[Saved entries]
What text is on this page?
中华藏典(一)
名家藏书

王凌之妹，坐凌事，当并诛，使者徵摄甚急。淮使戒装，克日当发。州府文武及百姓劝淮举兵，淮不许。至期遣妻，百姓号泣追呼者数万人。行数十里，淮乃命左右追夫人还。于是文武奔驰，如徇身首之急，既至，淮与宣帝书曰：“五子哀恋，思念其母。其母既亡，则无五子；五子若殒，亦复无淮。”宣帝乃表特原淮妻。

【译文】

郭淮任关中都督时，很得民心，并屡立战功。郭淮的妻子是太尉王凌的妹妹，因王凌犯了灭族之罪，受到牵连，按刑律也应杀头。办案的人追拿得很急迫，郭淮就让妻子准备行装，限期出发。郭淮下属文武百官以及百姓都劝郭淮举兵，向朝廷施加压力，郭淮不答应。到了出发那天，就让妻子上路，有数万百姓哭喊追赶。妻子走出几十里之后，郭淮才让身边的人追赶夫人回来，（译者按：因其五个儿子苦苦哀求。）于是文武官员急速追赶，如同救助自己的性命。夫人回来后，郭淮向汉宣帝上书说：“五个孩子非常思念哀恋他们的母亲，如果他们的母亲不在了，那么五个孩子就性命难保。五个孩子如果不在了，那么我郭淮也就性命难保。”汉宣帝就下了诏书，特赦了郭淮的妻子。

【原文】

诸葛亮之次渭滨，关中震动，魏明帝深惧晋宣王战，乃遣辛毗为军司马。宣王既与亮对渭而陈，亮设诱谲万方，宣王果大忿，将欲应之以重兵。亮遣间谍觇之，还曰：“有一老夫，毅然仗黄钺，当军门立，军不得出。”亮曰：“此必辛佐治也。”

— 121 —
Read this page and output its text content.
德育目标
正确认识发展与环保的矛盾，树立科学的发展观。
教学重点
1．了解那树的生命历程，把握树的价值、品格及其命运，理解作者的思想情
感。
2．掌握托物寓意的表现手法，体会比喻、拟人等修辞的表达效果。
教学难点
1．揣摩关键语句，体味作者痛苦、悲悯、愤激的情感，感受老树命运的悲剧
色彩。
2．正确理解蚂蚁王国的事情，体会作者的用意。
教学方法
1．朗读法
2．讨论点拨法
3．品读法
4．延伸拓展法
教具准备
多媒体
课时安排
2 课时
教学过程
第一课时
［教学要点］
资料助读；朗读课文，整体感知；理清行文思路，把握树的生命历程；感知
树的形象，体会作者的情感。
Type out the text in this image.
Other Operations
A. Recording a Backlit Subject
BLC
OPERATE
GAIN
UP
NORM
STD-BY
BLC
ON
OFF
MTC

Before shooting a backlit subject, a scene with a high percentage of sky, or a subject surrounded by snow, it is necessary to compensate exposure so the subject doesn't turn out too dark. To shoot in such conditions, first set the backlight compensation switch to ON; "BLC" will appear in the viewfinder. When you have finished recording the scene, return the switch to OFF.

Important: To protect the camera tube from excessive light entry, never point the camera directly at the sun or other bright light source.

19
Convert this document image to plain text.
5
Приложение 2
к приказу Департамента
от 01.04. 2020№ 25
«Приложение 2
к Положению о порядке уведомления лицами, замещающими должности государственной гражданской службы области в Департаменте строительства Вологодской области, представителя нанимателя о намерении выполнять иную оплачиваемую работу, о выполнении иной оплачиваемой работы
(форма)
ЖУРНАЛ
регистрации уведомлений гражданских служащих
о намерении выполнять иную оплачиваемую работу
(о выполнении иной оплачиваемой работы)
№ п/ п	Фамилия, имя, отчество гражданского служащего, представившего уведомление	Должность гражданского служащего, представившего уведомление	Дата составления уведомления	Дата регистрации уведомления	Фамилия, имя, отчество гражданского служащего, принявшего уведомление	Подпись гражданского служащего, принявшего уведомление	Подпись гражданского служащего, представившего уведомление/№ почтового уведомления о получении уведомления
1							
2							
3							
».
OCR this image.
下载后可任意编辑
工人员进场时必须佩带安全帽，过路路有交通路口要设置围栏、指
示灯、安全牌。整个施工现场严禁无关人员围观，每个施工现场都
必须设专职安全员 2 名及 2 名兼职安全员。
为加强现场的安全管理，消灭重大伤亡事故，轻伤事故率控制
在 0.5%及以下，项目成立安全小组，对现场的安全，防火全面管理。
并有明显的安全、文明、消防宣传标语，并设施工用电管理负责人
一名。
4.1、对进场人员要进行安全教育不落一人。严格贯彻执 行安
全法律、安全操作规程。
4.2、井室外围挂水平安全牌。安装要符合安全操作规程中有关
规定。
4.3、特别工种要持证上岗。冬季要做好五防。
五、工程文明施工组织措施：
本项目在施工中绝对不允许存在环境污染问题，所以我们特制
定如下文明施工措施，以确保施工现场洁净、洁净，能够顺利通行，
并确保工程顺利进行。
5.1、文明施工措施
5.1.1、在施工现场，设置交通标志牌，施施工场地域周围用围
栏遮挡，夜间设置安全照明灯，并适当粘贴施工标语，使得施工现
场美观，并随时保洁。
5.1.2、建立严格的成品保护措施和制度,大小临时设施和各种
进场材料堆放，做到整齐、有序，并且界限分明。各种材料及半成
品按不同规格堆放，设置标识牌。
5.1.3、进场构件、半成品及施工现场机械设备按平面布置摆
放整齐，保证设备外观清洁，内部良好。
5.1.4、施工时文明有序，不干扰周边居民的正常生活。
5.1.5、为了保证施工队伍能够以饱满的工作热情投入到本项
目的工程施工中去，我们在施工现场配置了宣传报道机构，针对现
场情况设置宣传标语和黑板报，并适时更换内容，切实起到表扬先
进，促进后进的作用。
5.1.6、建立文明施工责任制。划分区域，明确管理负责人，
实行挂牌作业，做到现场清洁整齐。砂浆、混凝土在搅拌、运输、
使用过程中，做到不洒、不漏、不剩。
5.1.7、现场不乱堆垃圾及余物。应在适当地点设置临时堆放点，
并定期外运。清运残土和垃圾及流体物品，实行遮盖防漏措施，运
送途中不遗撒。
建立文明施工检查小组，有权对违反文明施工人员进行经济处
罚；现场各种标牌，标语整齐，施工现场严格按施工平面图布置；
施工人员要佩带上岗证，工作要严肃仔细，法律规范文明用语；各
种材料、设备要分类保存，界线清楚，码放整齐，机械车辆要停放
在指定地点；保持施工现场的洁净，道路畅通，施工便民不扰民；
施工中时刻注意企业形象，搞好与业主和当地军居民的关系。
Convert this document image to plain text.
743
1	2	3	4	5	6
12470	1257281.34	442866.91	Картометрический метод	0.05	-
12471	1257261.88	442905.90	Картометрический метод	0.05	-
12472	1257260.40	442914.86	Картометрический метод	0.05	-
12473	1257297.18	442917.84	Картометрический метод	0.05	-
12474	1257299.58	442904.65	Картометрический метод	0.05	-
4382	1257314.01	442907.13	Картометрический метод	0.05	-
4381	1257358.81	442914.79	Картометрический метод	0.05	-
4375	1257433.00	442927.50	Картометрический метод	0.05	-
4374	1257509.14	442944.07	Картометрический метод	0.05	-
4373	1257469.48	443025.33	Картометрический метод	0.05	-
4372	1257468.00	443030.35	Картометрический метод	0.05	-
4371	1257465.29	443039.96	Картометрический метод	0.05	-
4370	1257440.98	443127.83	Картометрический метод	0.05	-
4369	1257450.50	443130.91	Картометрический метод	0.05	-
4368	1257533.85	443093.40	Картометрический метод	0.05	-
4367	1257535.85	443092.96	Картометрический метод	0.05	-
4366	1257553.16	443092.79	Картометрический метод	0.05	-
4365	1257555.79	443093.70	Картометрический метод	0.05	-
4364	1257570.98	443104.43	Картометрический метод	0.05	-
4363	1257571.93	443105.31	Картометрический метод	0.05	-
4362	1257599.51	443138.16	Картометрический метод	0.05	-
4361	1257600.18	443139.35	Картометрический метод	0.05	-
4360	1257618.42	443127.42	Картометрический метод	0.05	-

[Exercise description]:
Show every line from the entries above in which "this" appears.

[Solution]:
What text is on this page?
Read this page and output its text content.
Type out the text in this image.
Convert this document image to plain text.
OCR this image.
Convert this document image to plain text.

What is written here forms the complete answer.